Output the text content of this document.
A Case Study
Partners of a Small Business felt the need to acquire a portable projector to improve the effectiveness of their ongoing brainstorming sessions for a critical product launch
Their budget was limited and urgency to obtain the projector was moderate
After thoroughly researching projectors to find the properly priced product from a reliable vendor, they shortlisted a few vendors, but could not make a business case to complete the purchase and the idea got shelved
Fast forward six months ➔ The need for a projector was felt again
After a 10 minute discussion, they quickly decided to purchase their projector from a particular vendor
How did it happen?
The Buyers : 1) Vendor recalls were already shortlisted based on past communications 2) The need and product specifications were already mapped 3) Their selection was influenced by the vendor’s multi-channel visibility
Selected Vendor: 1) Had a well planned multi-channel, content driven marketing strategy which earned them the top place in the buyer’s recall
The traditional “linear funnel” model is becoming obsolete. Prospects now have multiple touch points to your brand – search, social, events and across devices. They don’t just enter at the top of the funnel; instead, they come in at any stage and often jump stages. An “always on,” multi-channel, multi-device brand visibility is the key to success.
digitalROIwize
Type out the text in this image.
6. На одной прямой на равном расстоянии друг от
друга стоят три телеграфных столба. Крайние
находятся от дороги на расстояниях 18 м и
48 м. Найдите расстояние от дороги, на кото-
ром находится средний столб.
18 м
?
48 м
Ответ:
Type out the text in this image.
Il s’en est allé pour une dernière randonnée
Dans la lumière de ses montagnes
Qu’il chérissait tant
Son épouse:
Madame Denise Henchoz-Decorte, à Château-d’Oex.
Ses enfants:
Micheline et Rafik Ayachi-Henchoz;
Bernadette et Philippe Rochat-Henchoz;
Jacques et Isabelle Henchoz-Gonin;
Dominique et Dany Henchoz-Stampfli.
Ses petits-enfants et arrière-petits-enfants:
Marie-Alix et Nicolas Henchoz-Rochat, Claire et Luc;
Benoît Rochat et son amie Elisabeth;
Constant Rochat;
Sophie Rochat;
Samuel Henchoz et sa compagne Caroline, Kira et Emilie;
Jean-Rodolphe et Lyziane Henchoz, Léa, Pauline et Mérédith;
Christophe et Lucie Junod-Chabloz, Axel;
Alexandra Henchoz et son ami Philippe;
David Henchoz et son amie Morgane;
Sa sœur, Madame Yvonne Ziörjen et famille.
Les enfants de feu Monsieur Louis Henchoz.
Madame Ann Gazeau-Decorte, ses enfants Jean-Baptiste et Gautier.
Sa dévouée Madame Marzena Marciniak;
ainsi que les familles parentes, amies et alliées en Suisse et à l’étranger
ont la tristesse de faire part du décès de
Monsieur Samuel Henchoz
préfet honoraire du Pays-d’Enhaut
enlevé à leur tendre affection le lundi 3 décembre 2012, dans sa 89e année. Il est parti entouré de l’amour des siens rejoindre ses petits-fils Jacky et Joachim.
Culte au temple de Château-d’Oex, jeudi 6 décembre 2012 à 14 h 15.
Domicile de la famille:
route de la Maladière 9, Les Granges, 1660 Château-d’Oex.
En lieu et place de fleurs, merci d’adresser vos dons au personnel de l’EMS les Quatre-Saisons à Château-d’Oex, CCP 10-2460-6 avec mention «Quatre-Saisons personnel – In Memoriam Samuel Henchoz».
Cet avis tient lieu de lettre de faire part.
+++++
Restate each record exactly as written.

- Written answer -
Output the text content of this document.
A Case Study
Partners of a Small Business felt the need to acquire a portable projector to improve the effectiveness of their ongoing brainstorming sessions for a critical product launch
Their budget was limited and urgency to obtain the projector was moderate
After thoroughly researching projectors to find the properly priced product from a reliable vendor, they shortlisted a few vendors, but could not make a business case to complete the purchase and the idea got shelved
Fast forward six months ➔ The need for a projector was felt again
After a 10 minute discussion, they quickly decided to purchase their projector from a particular vendor
How did it happen?
The Buyers : 1) Vendor recalls were already shortlisted based on past communications 2) The need and product specifications were already mapped 3) Their selection was influenced by the vendor’s multi-channel visibility
Selected Vendor: 1) Had a well planned multi-channel, content driven marketing strategy which earned them the top place in the buyer’s recall
The traditional “linear funnel” model is becoming obsolete. Prospects now have multiple touch points to your brand – search, social, events and across devices. They don’t just enter at the top of the funnel; instead, they come in at any stage and often jump stages. An “always on,” multi-channel, multi-device brand visibility is the key to success.
digitalROIwize
Type out the text in this image.
6. На одной прямой на равном расстоянии друг от
друга стоят три телеграфных столба. Крайние
находятся от дороги на расстояниях 18 м и
48 м. Найдите расстояние от дороги, на кото-
ром находится средний столб.
18 м
?
48 м
Ответ:
Type out the text in this image.
Il s’en est allé pour une dernière randonnée
Dans la lumière de ses montagnes
Qu’il chérissait tant
Son épouse:
Madame Denise Henchoz-Decorte, à Château-d’Oex.
Ses enfants:
Micheline et Rafik Ayachi-Henchoz;
Bernadette et Philippe Rochat-Henchoz;
Jacques et Isabelle Henchoz-Gonin;
Dominique et Dany Henchoz-Stampfli.
Ses petits-enfants et arrière-petits-enfants:
Marie-Alix et Nicolas Henchoz-Rochat, Claire et Luc;
Benoît Rochat et son amie Elisabeth;
Constant Rochat;
Sophie Rochat;
Samuel Henchoz et sa compagne Caroline, Kira et Emilie;
Jean-Rodolphe et Lyziane Henchoz, Léa, Pauline et Mérédith;
Christophe et Lucie Junod-Chabloz, Axel;
Alexandra Henchoz et son ami Philippe;
David Henchoz et son amie Morgane;
Sa sœur, Madame Yvonne Ziörjen et famille.
Les enfants de feu Monsieur Louis Henchoz.
Madame Ann Gazeau-Decorte, ses enfants Jean-Baptiste et Gautier.
Sa dévouée Madame Marzena Marciniak;
ainsi que les familles parentes, amies et alliées en Suisse et à l’étranger
ont la tristesse de faire part du décès de
Monsieur Samuel Henchoz
préfet honoraire du Pays-d’Enhaut
enlevé à leur tendre affection le lundi 3 décembre 2012, dans sa 89e année. Il est parti entouré de l’amour des siens rejoindre ses petits-fils Jacky et Joachim.
Culte au temple de Château-d’Oex, jeudi 6 décembre 2012 à 14 h 15.
Domicile de la famille:
route de la Maladière 9, Les Granges, 1660 Château-d’Oex.
En lieu et place de fleurs, merci d’adresser vos dons au personnel de l’EMS les Quatre-Saisons à Château-d’Oex, CCP 10-2460-6 avec mention «Quatre-Saisons personnel – In Memoriam Samuel Henchoz».
Cet avis tient lieu de lettre de faire part.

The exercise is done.